# TASK DETAILS
Drop all images and give the records again exactly.
+--
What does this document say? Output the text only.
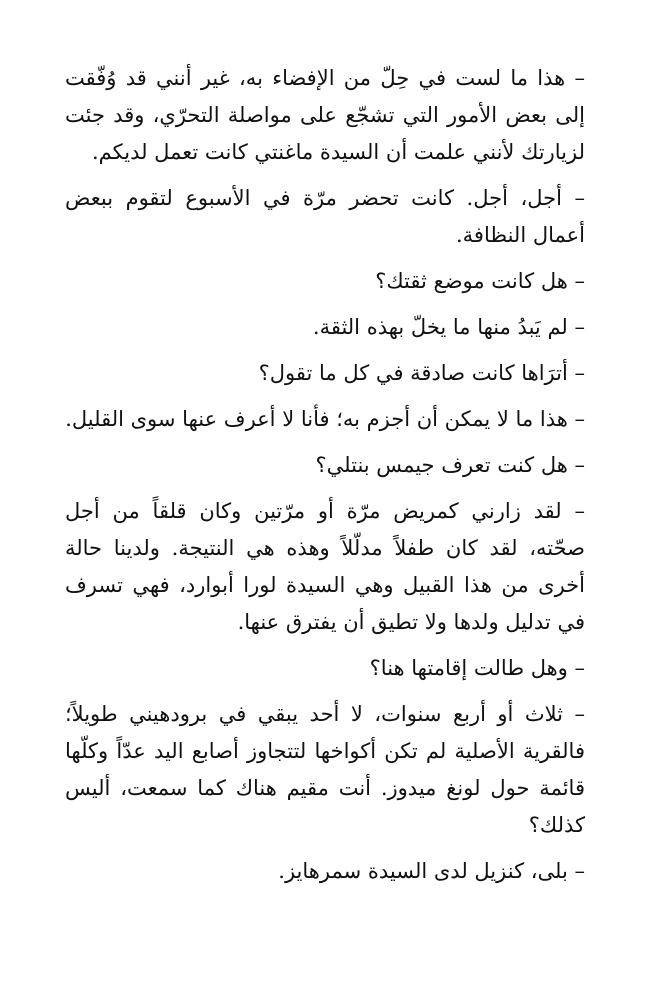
– هذا ما لست في حِلّ من الإفضاء به، غير أنني قد وُفّقت إلى بعض الأمور التي تشجّع على مواصلة التحرّي، وقد جئت لزيارتك لأنني علمت أن السيدة ماغنتي كانت تعمل لديكم.

– أجل، أجل. كانت تحضر مرّة في الأسبوع لتقوم ببعض أعمال النظافة.

– هل كانت موضع ثقتك؟

– لم يَبدُ منها ما يخلّ بهذه الثقة.

– أترَاها كانت صادقة في كل ما تقول؟

– هذا ما لا يمكن أن أجزم به؛ فأنا لا أعرف عنها سوى القليل.

– هل كنت تعرف جيمس بنتلي؟

– لقد زارني كمريض مرّة أو مرّتين وكان قلقاً من أجل صحّته، لقد كان طفلاً مدلّلاً وهذه هي النتيجة. ولدينا حالة أخرى من هذا القبيل وهي السيدة لورا أبوارد، فهي تسرف في تدليل ولدها ولا تطيق أن يفترق عنها.

– وهل طالت إقامتها هنا؟

– ثلاث أو أربع سنوات، لا أحد يبقي في برودهيني طويلاً؛ فالقرية الأصلية لم تكن أكواخها لتتجاوز أصابع اليد عدّاً وكلّها قائمة حول لونغ ميدوز. أنت مقيم هناك كما سمعت، أليس كذلك؟

– بلى، كنزيل لدى السيدة سمرهايز.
+--
# COMPLETED EXERCISE
What does this document say? Output the text only.
– هذا ما لست في حِلّ من الإفضاء به، غير أنني قد وُفّقت إلى بعض الأمور التي تشجّع على مواصلة التحرّي، وقد جئت لزيارتك لأنني علمت أن السيدة ماغنتي كانت تعمل لديكم.

– أجل، أجل. كانت تحضر مرّة في الأسبوع لتقوم ببعض أعمال النظافة.

– هل كانت موضع ثقتك؟

– لم يَبدُ منها ما يخلّ بهذه الثقة.

– أترَاها كانت صادقة في كل ما تقول؟

– هذا ما لا يمكن أن أجزم به؛ فأنا لا أعرف عنها سوى القليل.

– هل كنت تعرف جيمس بنتلي؟

– لقد زارني كمريض مرّة أو مرّتين وكان قلقاً من أجل صحّته، لقد كان طفلاً مدلّلاً وهذه هي النتيجة. ولدينا حالة أخرى من هذا القبيل وهي السيدة لورا أبوارد، فهي تسرف في تدليل ولدها ولا تطيق أن يفترق عنها.

– وهل طالت إقامتها هنا؟

– ثلاث أو أربع سنوات، لا أحد يبقي في برودهيني طويلاً؛ فالقرية الأصلية لم تكن أكواخها لتتجاوز أصابع اليد عدّاً وكلّها قائمة حول لونغ ميدوز. أنت مقيم هناك كما سمعت، أليس كذلك؟

– بلى، كنزيل لدى السيدة سمرهايز.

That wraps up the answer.